Figure data in JSON

───

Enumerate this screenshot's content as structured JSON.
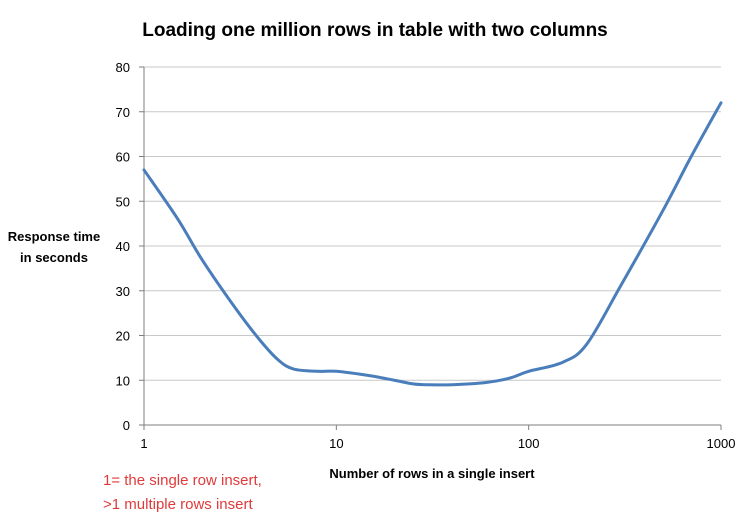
{
  "chart_data": {
    "type": "line",
    "title": "Loading one million rows in table with two columns",
    "xlabel": "Number of rows in a single insert",
    "ylabel": [
      "Response time",
      "in seconds"
    ],
    "x_scale": "log",
    "xlim": [
      1,
      1000
    ],
    "ylim": [
      0,
      80
    ],
    "x_ticks": [
      1,
      10,
      100,
      1000
    ],
    "x_tick_labels": [
      "1",
      "10",
      "100",
      "1000"
    ],
    "y_ticks": [
      0,
      10,
      20,
      30,
      40,
      50,
      60,
      70,
      80
    ],
    "y_tick_labels": [
      "0",
      "10",
      "20",
      "30",
      "40",
      "50",
      "60",
      "70",
      "80"
    ],
    "grid": true,
    "legend": "none",
    "series": [
      {
        "color": "#4a7ebb",
        "x": [
          1,
          1.5,
          2,
          3,
          4,
          5,
          6,
          8,
          10,
          15,
          20,
          25,
          30,
          40,
          60,
          80,
          100,
          150,
          200,
          300,
          500,
          700,
          1000
        ],
        "y": [
          57,
          46,
          37,
          26,
          19,
          14.5,
          12.5,
          12,
          12,
          11,
          10,
          9.2,
          9,
          9,
          9.5,
          10.5,
          12,
          14,
          18,
          31,
          48,
          60,
          72
        ]
      }
    ],
    "annotations": [
      "1= the single row  insert,",
      ">1 multiple rows insert"
    ],
    "annotation_color": "#e03a3a"
  }
}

───

Select every line above that contains the word "rows", and copy it.

    "title": "Loading one million rows in table with two columns",
    "xlabel": "Number of rows in a single insert",
      ">1 multiple rows insert"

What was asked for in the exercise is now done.